**WHAT TO PRODUCE**: Find and copy each line of the records where the string "Apache" shows up.

— start MATERIAL PROVIDED —

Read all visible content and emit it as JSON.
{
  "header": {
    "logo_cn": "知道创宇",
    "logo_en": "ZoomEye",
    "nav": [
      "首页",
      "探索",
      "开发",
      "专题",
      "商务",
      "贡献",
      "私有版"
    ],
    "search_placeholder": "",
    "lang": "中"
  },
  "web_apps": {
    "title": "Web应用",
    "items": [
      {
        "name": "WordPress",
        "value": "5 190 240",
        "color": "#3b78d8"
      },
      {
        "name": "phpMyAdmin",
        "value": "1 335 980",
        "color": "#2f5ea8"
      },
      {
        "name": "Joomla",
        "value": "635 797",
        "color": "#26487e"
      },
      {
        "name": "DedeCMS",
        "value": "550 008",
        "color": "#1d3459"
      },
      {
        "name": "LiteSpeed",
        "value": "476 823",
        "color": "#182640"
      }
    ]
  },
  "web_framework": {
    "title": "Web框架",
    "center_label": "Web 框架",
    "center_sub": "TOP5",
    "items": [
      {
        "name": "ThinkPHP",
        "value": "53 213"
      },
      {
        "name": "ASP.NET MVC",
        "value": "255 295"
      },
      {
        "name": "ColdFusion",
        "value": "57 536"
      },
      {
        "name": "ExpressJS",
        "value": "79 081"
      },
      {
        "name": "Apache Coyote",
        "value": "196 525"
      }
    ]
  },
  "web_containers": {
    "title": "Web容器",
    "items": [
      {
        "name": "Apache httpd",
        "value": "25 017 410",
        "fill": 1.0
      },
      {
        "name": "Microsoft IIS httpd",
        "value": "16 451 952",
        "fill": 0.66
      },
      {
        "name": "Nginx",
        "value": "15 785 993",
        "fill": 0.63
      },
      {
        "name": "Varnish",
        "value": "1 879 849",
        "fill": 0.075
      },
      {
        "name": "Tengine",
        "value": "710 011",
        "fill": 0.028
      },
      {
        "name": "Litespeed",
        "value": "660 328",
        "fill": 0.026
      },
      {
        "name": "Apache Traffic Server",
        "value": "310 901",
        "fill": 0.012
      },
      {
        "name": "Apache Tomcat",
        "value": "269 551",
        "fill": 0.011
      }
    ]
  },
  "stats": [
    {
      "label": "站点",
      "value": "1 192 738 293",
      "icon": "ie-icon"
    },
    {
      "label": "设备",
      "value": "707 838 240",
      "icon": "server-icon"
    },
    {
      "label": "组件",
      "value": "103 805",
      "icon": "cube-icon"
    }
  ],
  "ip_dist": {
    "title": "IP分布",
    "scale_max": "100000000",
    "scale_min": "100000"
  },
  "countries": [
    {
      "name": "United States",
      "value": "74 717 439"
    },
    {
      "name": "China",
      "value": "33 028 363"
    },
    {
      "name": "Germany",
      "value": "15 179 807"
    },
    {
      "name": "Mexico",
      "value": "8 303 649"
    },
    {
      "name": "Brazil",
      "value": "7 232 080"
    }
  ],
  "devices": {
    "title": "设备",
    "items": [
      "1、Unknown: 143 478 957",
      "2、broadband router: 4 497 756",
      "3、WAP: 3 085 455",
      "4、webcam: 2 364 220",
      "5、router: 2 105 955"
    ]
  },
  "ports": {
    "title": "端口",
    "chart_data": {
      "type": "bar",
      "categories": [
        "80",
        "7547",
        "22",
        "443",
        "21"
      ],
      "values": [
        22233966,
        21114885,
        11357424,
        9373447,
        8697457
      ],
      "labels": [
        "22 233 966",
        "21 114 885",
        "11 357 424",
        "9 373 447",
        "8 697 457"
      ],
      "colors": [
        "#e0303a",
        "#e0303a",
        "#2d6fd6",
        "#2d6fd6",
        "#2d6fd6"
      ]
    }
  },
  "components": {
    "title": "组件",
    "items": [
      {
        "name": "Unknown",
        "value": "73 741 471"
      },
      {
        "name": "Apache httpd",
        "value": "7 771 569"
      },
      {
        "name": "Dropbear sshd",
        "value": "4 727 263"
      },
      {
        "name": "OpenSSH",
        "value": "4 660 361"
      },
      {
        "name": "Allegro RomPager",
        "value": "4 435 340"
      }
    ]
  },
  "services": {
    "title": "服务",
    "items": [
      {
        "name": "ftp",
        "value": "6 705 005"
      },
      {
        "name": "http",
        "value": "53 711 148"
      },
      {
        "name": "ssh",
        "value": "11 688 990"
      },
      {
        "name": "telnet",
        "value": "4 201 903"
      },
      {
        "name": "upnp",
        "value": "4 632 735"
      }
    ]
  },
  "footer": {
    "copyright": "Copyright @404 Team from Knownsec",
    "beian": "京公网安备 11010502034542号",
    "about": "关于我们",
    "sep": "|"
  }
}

— end MATERIAL PROVIDED —

**SOLVED PROBLEM**:
        "name": "Apache Coyote",
        "name": "Apache httpd",
        "name": "Apache Traffic Server",
        "name": "Apache Tomcat",
        "name": "Apache httpd",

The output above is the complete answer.